(Data items)
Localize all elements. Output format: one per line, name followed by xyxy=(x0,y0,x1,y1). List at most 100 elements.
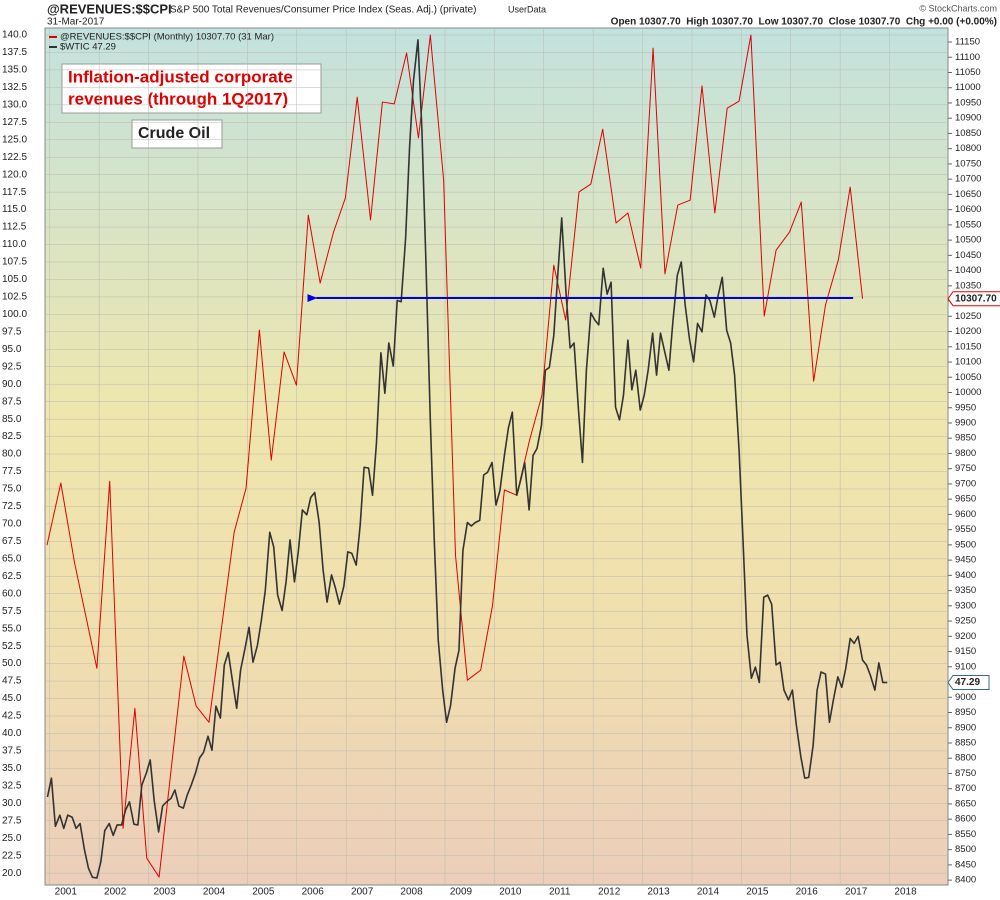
y2-tick-label: 10100 xyxy=(955,357,981,368)
y-tick-label: 50.0 xyxy=(2,658,22,669)
y-tick-label: 67.5 xyxy=(2,536,22,547)
last-value-label: 10307.70 xyxy=(955,293,997,304)
y-tick-label: 82.5 xyxy=(2,431,22,442)
y2-tick-label: 10450 xyxy=(955,250,981,261)
y-tick-label: 60.0 xyxy=(2,588,22,599)
y-tick-label: 25.0 xyxy=(2,833,22,844)
y2-tick-label: 9600 xyxy=(955,509,976,520)
y-tick-label: 85.0 xyxy=(2,414,22,425)
y-tick-label: 125.0 xyxy=(2,134,27,145)
last-value-label: 47.29 xyxy=(955,677,980,688)
y2-tick-label: 10250 xyxy=(955,311,981,322)
y-tick-label: 45.0 xyxy=(2,693,22,704)
x-tick-label: 2008 xyxy=(400,887,423,898)
y-tick-label: 87.5 xyxy=(2,396,22,407)
y2-tick-label: 10550 xyxy=(955,219,981,230)
y2-tick-label: 10800 xyxy=(955,143,981,154)
y2-tick-label: 8450 xyxy=(955,859,976,870)
y-tick-label: 65.0 xyxy=(2,553,22,564)
last-value-tag xyxy=(947,291,1000,307)
oil-label-box xyxy=(131,119,223,149)
y2-tick-label: 10650 xyxy=(955,189,981,200)
y2-tick-label: 11050 xyxy=(955,67,981,78)
y2-tick-label: 9900 xyxy=(955,417,976,428)
annotation-text: Inflation-adjusted corporate xyxy=(68,67,293,86)
y-tick-label: 132.5 xyxy=(2,82,27,93)
y-tick-label: 100.0 xyxy=(2,309,27,320)
y-tick-label: 130.0 xyxy=(2,99,27,110)
y2-tick-label: 8500 xyxy=(955,844,976,855)
y2-tick-label: 9450 xyxy=(955,555,976,566)
x-tick-label: 2017 xyxy=(845,887,868,898)
y2-tick-label: 9550 xyxy=(955,524,976,535)
credit: © StockCharts.com xyxy=(919,3,997,13)
y-tick-label: 55.0 xyxy=(2,623,22,634)
y-tick-label: 35.0 xyxy=(2,763,22,774)
y2-tick-label: 9650 xyxy=(955,494,976,505)
y-tick-label: 32.5 xyxy=(2,780,22,791)
annotation-text: revenues (through 1Q2017) xyxy=(68,89,288,108)
y2-tick-label: 10150 xyxy=(955,341,981,352)
x-tick-label: 2015 xyxy=(746,887,769,898)
y2-tick-label: 10400 xyxy=(955,265,981,276)
y-tick-label: 105.0 xyxy=(2,274,27,285)
y-tick-label: 117.5 xyxy=(2,187,27,198)
last-value-tag xyxy=(947,675,990,691)
y2-tick-label: 8600 xyxy=(955,814,976,825)
y2-tick-label: 8900 xyxy=(955,722,976,733)
y-tick-label: 135.0 xyxy=(2,65,27,76)
y-tick-label: 97.5 xyxy=(2,326,22,337)
x-tick-label: 2018 xyxy=(894,887,917,898)
y-tick-label: 40.0 xyxy=(2,728,22,739)
y2-tick-label: 10200 xyxy=(955,326,981,337)
y-tick-label: 110.0 xyxy=(2,239,27,250)
y2-tick-label: 9800 xyxy=(955,448,976,459)
y-tick-label: 42.5 xyxy=(2,711,22,722)
x-tick-label: 2006 xyxy=(302,887,325,898)
y-tick-label: 22.5 xyxy=(2,850,22,861)
y2-tick-label: 9300 xyxy=(955,600,976,611)
x-tick-label: 2001 xyxy=(55,887,78,898)
legend-label: $WTIC 47.29 xyxy=(60,42,116,53)
y2-tick-label: 9150 xyxy=(955,646,976,657)
y2-tick-label: 9750 xyxy=(955,463,976,474)
series-line xyxy=(46,34,864,878)
x-tick-label: 2010 xyxy=(499,887,522,898)
series-line xyxy=(46,39,888,879)
y2-tick-label: 9350 xyxy=(955,585,976,596)
y-tick-label: 20.0 xyxy=(2,868,22,879)
y2-tick-label: 9200 xyxy=(955,631,976,642)
ohlc: Open 10307.70 High 10307.70 Low 10307.70… xyxy=(611,17,997,28)
y-tick-label: 75.0 xyxy=(2,484,22,495)
symbol: @REVENUES:$$CPI xyxy=(47,1,172,16)
y2-tick-label: 8950 xyxy=(955,707,976,718)
y2-tick-label: 11100 xyxy=(955,52,980,63)
y2-tick-label: 9500 xyxy=(955,539,976,550)
y2-tick-label: 10850 xyxy=(955,128,981,139)
y2-tick-label: 9250 xyxy=(955,616,976,627)
y2-tick-label: 10700 xyxy=(955,174,981,185)
source: UserData xyxy=(508,4,546,14)
y2-tick-label: 9100 xyxy=(955,661,976,672)
y-tick-label: 112.5 xyxy=(2,222,27,233)
y-tick-label: 137.5 xyxy=(2,47,27,58)
y2-tick-label: 9000 xyxy=(955,692,976,703)
y-tick-label: 80.0 xyxy=(2,449,22,460)
y-tick-label: 70.0 xyxy=(2,519,22,530)
y2-tick-label: 8550 xyxy=(955,829,976,840)
y2-tick-label: 10050 xyxy=(955,372,981,383)
y-tick-label: 120.0 xyxy=(2,169,27,180)
y2-tick-label: 8800 xyxy=(955,753,976,764)
y-tick-label: 92.5 xyxy=(2,361,22,372)
y2-tick-label: 10750 xyxy=(955,158,981,169)
y2-tick-label: 8650 xyxy=(955,798,976,809)
y2-tick-label: 9850 xyxy=(955,433,976,444)
x-tick-label: 2004 xyxy=(203,887,226,898)
y-tick-label: 47.5 xyxy=(2,676,22,687)
y-tick-label: 115.0 xyxy=(2,204,27,215)
y-tick-label: 122.5 xyxy=(2,152,27,163)
y-tick-label: 90.0 xyxy=(2,379,22,390)
x-tick-label: 2014 xyxy=(697,887,720,898)
y2-tick-label: 10900 xyxy=(955,113,981,124)
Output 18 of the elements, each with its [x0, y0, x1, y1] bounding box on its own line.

WHAT YOU WILL DO —
Please lay out the lines above as a JSON list of strings, one string per line, skipping blank lines. Leave the pictures out.

FINAL RESULT —
[
  "Localize all elements. Output format: one per line, name followed by xyxy=(x0,y0,x1,y1). List at most 100 elements.",
  "y2-tick-label: 10100 xyxy=(955,357,981,368)",
  "y-tick-label: 50.0 xyxy=(2,658,22,669)",
  "y-tick-label: 67.5 xyxy=(2,536,22,547)",
  "last-value-label: 10307.70 xyxy=(955,293,997,304)",
  "y-tick-label: 82.5 xyxy=(2,431,22,442)",
  "y2-tick-label: 10450 xyxy=(955,250,981,261)",
  "y-tick-label: 60.0 xyxy=(2,588,22,599)",
  "y-tick-label: 25.0 xyxy=(2,833,22,844)",
  "y2-tick-label: 9600 xyxy=(955,509,976,520)",
  "y-tick-label: 85.0 xyxy=(2,414,22,425)",
  "y-tick-label: 125.0 xyxy=(2,134,27,145)",
  "last-value-label: 47.29 xyxy=(955,677,980,688)",
  "y2-tick-label: 10250 xyxy=(955,311,981,322)",
  "y-tick-label: 45.0 xyxy=(2,693,22,704)",
  "x-tick-label: 2008 xyxy=(400,887,423,898)",
  "y-tick-label: 87.5 xyxy=(2,396,22,407)",
  "y2-tick-label: 10550 xyxy=(955,219,981,230)",
  "y2-tick-label: 10800 xyxy=(955,143,981,154)",
  "y2-tick-label: 8450 xyxy=(955,859,976,870)",
  "y-tick-label: 65.0 xyxy=(2,553,22,564)",
  "last-value-tag xyxy=(947,291,1000,307)",
  "oil-label-box xyxy=(131,119,223,149)",
  "y2-tick-label: 10650 xyxy=(955,189,981,200)",
  "y2-tick-label: 11050 xyxy=(955,67,981,78)",
  "y2-tick-label: 9900 xyxy=(955,417,976,428)",
  "annotation-text: Inflation-adjusted corporate xyxy=(68,67,293,86)",
  "y-tick-label: 132.5 xyxy=(2,82,27,93)",
  "y-tick-label: 100.0 xyxy=(2,309,27,320)",
  "y-tick-label: 130.0 xyxy=(2,99,27,110)",
  "y2-tick-label: 8500 xyxy=(955,844,976,855)",
  "y2-tick-label: 9450 xyxy=(955,555,976,566)",
  "x-tick-label: 2017 xyxy=(845,887,868,898)",
  "y2-tick-label: 9550 xyxy=(955,524,976,535)",
  "credit: © StockCharts.com xyxy=(919,3,997,13)",
  "y-tick-label: 55.0 xyxy=(2,623,22,634)",
  "y-tick-label: 35.0 xyxy=(2,763,22,774)",
  "y2-tick-label: 9650 xyxy=(955,494,976,505)",
  "y-tick-label: 32.5 xyxy=(2,780,22,791)",
  "annotation-text: revenues (through 1Q2017) xyxy=(68,89,288,108)",
  "y2-tick-label: 10150 xyxy=(955,341,981,352)",
  "x-tick-label: 2015 xyxy=(746,887,769,898)",
  "y2-tick-label: 10400 xyxy=(955,265,981,276)",
  "y-tick-label: 105.0 xyxy=(2,274,27,285)",
  "y-tick-label: 117.5 xyxy=(2,187,27,198)",
  "last-value-tag xyxy=(947,675,990,691)",
  "y2-tick-label: 8600 xyxy=(955,814,976,825)",
  "y2-tick-label: 8900 xyxy=(955,722,976,733)",
  "y-tick-label: 135.0 xyxy=(2,65,27,76)",
  "y-tick-label: 97.5 xyxy=(2,326,22,337)",
  "x-tick-label: 2018 xyxy=(894,887,917,898)",
  "y-tick-label: 40.0 xyxy=(2,728,22,739)",
  "y2-tick-label: 10200 xyxy=(955,326,981,337)",
  "y-tick-label: 110.0 xyxy=(2,239,27,250)",
  "y2-tick-label: 9800 xyxy=(955,448,976,459)",
  "y-tick-label: 42.5 xyxy=(2,711,22,722)",
  "x-tick-label: 2006 xyxy=(302,887,325,898)",
  "y-tick-label: 22.5 xyxy=(2,850,22,861)",
  "y2-tick-label: 9300 xyxy=(955,600,976,611)",
  "x-tick-label: 2001 xyxy=(55,887,78,898)",
  "legend-label: $WTIC 47.29 xyxy=(60,42,116,53)",
  "y2-tick-label: 9150 xyxy=(955,646,976,657)",
  "y2-tick-label: 9750 xyxy=(955,463,976,474)",
  "series-line xyxy=(46,34,864,878)",
  "x-tick-label: 2010 xyxy=(499,887,522,898)",
  "series-line xyxy=(46,39,888,879)",
  "y2-tick-label: 9350 xyxy=(955,585,976,596)",
  "y-tick-label: 20.0 xyxy=(2,868,22,879)",
  "y2-tick-label: 9200 xyxy=(955,631,976,642)",
  "ohlc: Open 10307.70 High 10307.70 Low 10307.70… xyxy=(611,17,997,28)",
  "y-tick-label: 75.0 xyxy=(2,484,22,495)",
  "symbol: @REVENUES:$$CPI xyxy=(47,1,172,16)",
  "y2-tick-label: 8950 xyxy=(955,707,976,718)",
  "y2-tick-label: 11100 xyxy=(955,52,980,63)",
  "y2-tick-label: 9500 xyxy=(955,539,976,550)",
  "y2-tick-label: 10850 xyxy=(955,128,981,139)",
  "y2-tick-label: 9250 xyxy=(955,616,976,627)",
  "y2-tick-label: 10700 xyxy=(955,174,981,185)",
  "source: UserData xyxy=(508,4,546,14)",
  "y2-tick-label: 9100 xyxy=(955,661,976,672)",
  "y-tick-label: 112.5 xyxy=(2,222,27,233)",
  "y-tick-label: 137.5 xyxy=(2,47,27,58)",
  "y2-tick-label: 9000 xyxy=(955,692,976,703)",
  "y-tick-label: 80.0 xyxy=(2,449,22,460)",
  "y-tick-label: 70.0 xyxy=(2,519,22,530)",
  "y2-tick-label: 8550 xyxy=(955,829,976,840)",
  "y2-tick-label: 10050 xyxy=(955,372,981,383)",
  "y-tick-label: 120.0 xyxy=(2,169,27,180)",
  "y2-tick-label: 8800 xyxy=(955,753,976,764)",
  "y-tick-label: 92.5 xyxy=(2,361,22,372)",
  "y2-tick-label: 10750 xyxy=(955,158,981,169)",
  "y2-tick-label: 8650 xyxy=(955,798,976,809)",
  "y2-tick-label: 9850 xyxy=(955,433,976,444)",
  "x-tick-label: 2004 xyxy=(203,887,226,898)",
  "y-tick-label: 47.5 xyxy=(2,676,22,687)",
  "y-tick-label: 115.0 xyxy=(2,204,27,215)",
  "y-tick-label: 122.5 xyxy=(2,152,27,163)",
  "y-tick-label: 90.0 xyxy=(2,379,22,390)",
  "x-tick-label: 2014 xyxy=(697,887,720,898)",
  "y2-tick-label: 10900 xyxy=(955,113,981,124)",
  "Output 18 of the elements, each with its [x0, y0, x1, y1] bounding box on its own line."
]